[START Data shown]
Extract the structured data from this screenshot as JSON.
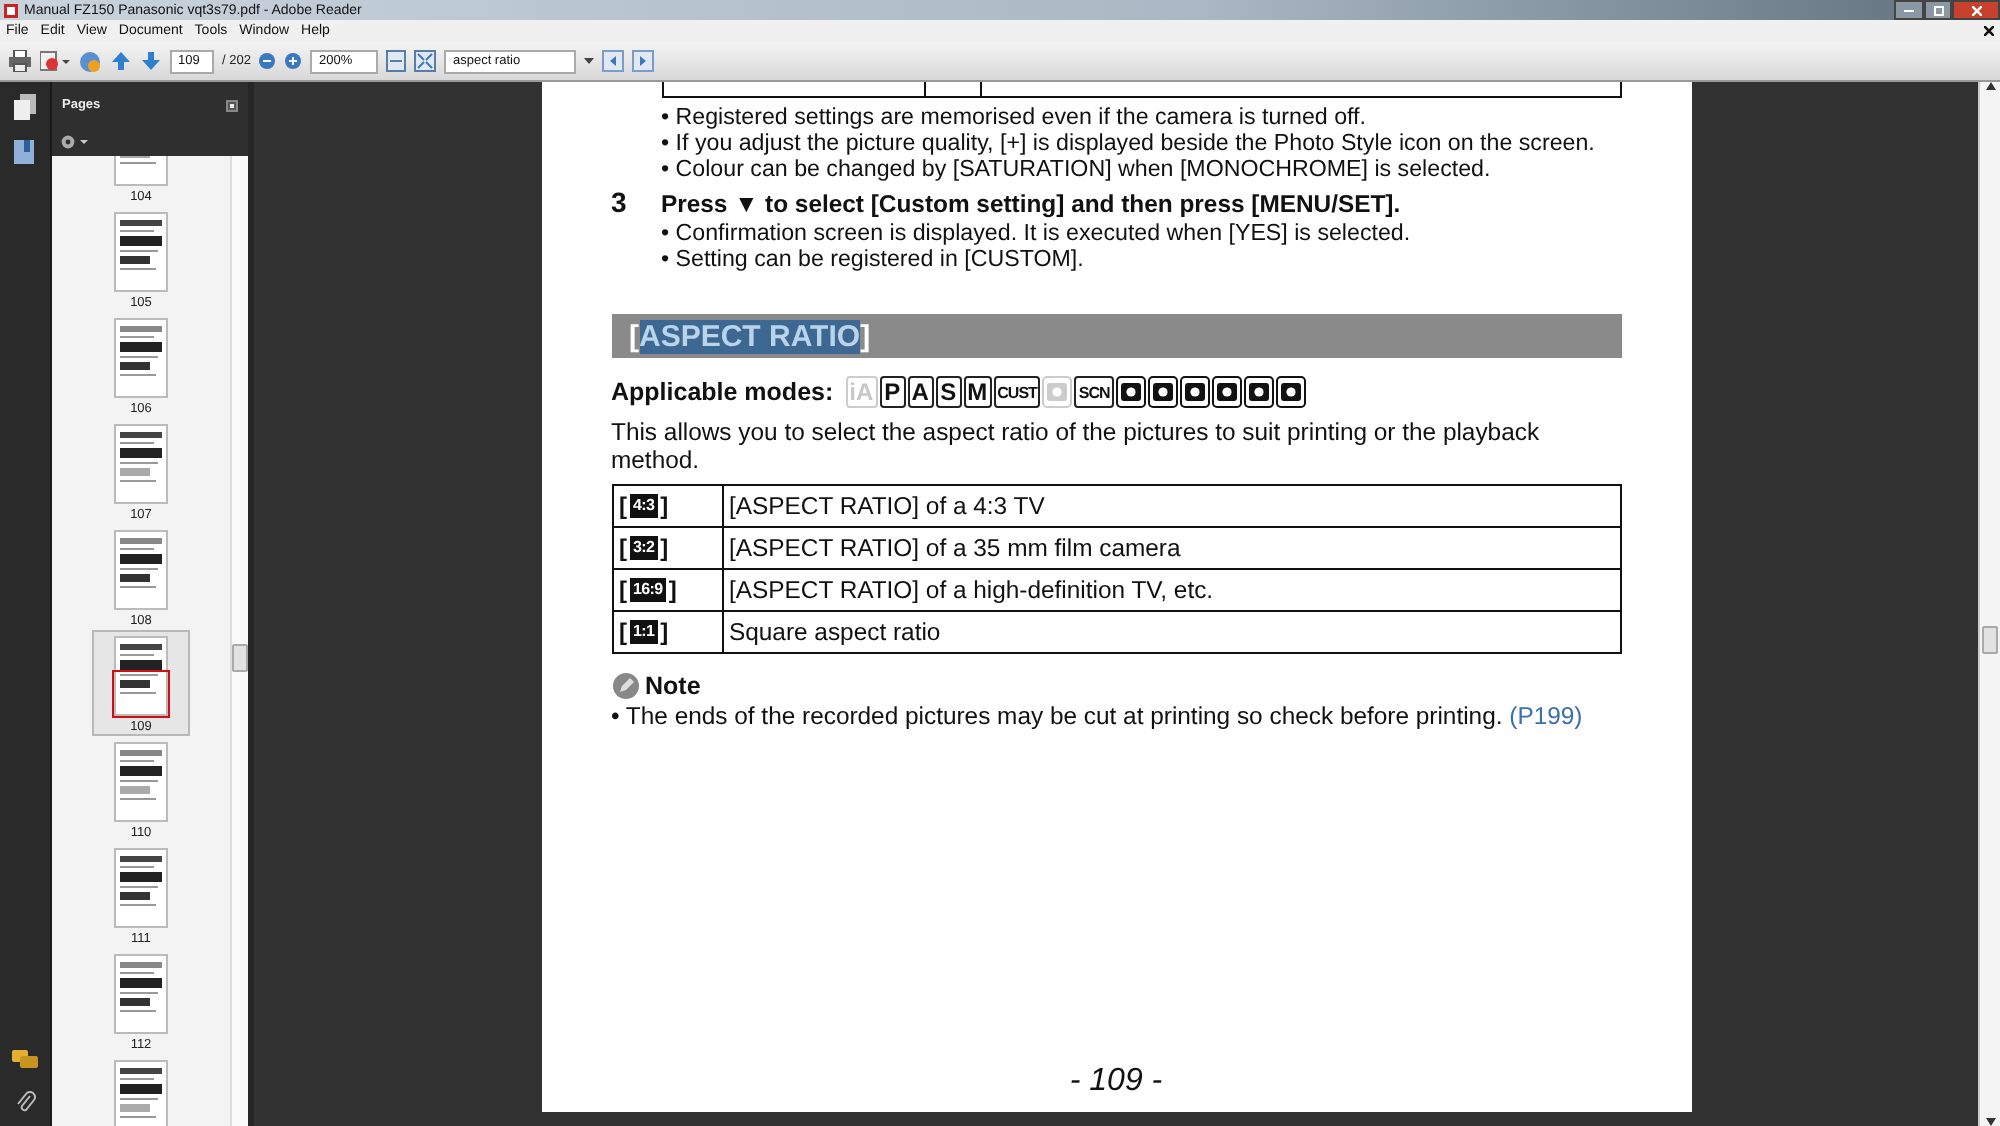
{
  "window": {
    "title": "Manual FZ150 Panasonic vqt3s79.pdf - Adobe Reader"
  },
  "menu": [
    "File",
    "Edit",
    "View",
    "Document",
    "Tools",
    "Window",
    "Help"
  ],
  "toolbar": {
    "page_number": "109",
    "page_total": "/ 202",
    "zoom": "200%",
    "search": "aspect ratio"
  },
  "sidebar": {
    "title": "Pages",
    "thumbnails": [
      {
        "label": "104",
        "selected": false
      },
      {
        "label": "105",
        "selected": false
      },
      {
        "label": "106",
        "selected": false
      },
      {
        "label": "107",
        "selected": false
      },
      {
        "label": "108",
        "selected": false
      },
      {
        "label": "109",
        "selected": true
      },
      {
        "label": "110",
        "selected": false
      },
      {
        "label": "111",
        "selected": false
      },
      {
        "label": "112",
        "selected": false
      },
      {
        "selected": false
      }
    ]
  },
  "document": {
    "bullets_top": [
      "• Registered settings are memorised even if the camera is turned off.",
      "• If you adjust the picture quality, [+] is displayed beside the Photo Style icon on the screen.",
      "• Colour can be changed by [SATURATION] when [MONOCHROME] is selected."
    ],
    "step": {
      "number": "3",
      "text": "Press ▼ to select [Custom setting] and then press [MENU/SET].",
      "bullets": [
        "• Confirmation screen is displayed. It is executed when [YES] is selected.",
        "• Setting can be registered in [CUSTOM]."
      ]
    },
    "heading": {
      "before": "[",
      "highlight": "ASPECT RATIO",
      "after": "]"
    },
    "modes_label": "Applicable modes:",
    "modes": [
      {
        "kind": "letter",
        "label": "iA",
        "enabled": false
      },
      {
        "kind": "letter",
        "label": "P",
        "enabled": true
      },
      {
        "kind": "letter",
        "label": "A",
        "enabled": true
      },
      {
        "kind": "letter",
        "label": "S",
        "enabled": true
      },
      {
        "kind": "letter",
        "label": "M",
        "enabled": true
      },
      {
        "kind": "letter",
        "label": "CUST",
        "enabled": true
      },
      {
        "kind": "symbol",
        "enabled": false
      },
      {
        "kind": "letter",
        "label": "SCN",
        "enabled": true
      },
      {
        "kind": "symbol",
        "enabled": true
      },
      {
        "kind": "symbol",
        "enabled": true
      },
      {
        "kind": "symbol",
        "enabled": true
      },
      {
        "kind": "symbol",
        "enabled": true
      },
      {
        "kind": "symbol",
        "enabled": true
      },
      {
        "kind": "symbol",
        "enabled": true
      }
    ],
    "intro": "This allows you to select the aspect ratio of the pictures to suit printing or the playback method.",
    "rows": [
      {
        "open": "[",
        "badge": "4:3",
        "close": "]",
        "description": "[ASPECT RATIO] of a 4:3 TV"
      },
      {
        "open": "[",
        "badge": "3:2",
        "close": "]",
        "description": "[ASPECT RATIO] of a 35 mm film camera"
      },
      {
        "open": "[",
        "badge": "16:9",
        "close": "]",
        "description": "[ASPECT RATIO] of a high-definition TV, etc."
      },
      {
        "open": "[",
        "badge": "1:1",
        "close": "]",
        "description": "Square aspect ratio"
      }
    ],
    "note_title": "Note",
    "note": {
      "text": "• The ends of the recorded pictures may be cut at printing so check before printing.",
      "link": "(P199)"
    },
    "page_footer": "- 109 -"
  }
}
[END Data shown]
Leave the pictures out and reproduce all of the records exactly.

Extract the structured data from this screenshot as JSON.
{
  "window": {
    "title": "Manual FZ150 Panasonic vqt3s79.pdf - Adobe Reader"
  },
  "menu": [
    "File",
    "Edit",
    "View",
    "Document",
    "Tools",
    "Window",
    "Help"
  ],
  "toolbar": {
    "page_number": "109",
    "page_total": "/ 202",
    "zoom": "200%",
    "search": "aspect ratio"
  },
  "sidebar": {
    "title": "Pages",
    "thumbnails": [
      {
        "label": "104",
        "selected": false
      },
      {
        "label": "105",
        "selected": false
      },
      {
        "label": "106",
        "selected": false
      },
      {
        "label": "107",
        "selected": false
      },
      {
        "label": "108",
        "selected": false
      },
      {
        "label": "109",
        "selected": true
      },
      {
        "label": "110",
        "selected": false
      },
      {
        "label": "111",
        "selected": false
      },
      {
        "label": "112",
        "selected": false
      },
      {
        "selected": false
      }
    ]
  },
  "document": {
    "bullets_top": [
      "• Registered settings are memorised even if the camera is turned off.",
      "• If you adjust the picture quality, [+] is displayed beside the Photo Style icon on the screen.",
      "• Colour can be changed by [SATURATION] when [MONOCHROME] is selected."
    ],
    "step": {
      "number": "3",
      "text": "Press ▼ to select [Custom setting] and then press [MENU/SET].",
      "bullets": [
        "• Confirmation screen is displayed. It is executed when [YES] is selected.",
        "• Setting can be registered in [CUSTOM]."
      ]
    },
    "heading": {
      "before": "[",
      "highlight": "ASPECT RATIO",
      "after": "]"
    },
    "modes_label": "Applicable modes:",
    "modes": [
      {
        "kind": "letter",
        "label": "iA",
        "enabled": false
      },
      {
        "kind": "letter",
        "label": "P",
        "enabled": true
      },
      {
        "kind": "letter",
        "label": "A",
        "enabled": true
      },
      {
        "kind": "letter",
        "label": "S",
        "enabled": true
      },
      {
        "kind": "letter",
        "label": "M",
        "enabled": true
      },
      {
        "kind": "letter",
        "label": "CUST",
        "enabled": true
      },
      {
        "kind": "symbol",
        "enabled": false
      },
      {
        "kind": "letter",
        "label": "SCN",
        "enabled": true
      },
      {
        "kind": "symbol",
        "enabled": true
      },
      {
        "kind": "symbol",
        "enabled": true
      },
      {
        "kind": "symbol",
        "enabled": true
      },
      {
        "kind": "symbol",
        "enabled": true
      },
      {
        "kind": "symbol",
        "enabled": true
      },
      {
        "kind": "symbol",
        "enabled": true
      }
    ],
    "intro": "This allows you to select the aspect ratio of the pictures to suit printing or the playback method.",
    "rows": [
      {
        "open": "[",
        "badge": "4:3",
        "close": "]",
        "description": "[ASPECT RATIO] of a 4:3 TV"
      },
      {
        "open": "[",
        "badge": "3:2",
        "close": "]",
        "description": "[ASPECT RATIO] of a 35 mm film camera"
      },
      {
        "open": "[",
        "badge": "16:9",
        "close": "]",
        "description": "[ASPECT RATIO] of a high-definition TV, etc."
      },
      {
        "open": "[",
        "badge": "1:1",
        "close": "]",
        "description": "Square aspect ratio"
      }
    ],
    "note_title": "Note",
    "note": {
      "text": "• The ends of the recorded pictures may be cut at printing so check before printing.",
      "link": "(P199)"
    },
    "page_footer": "- 109 -"
  }
}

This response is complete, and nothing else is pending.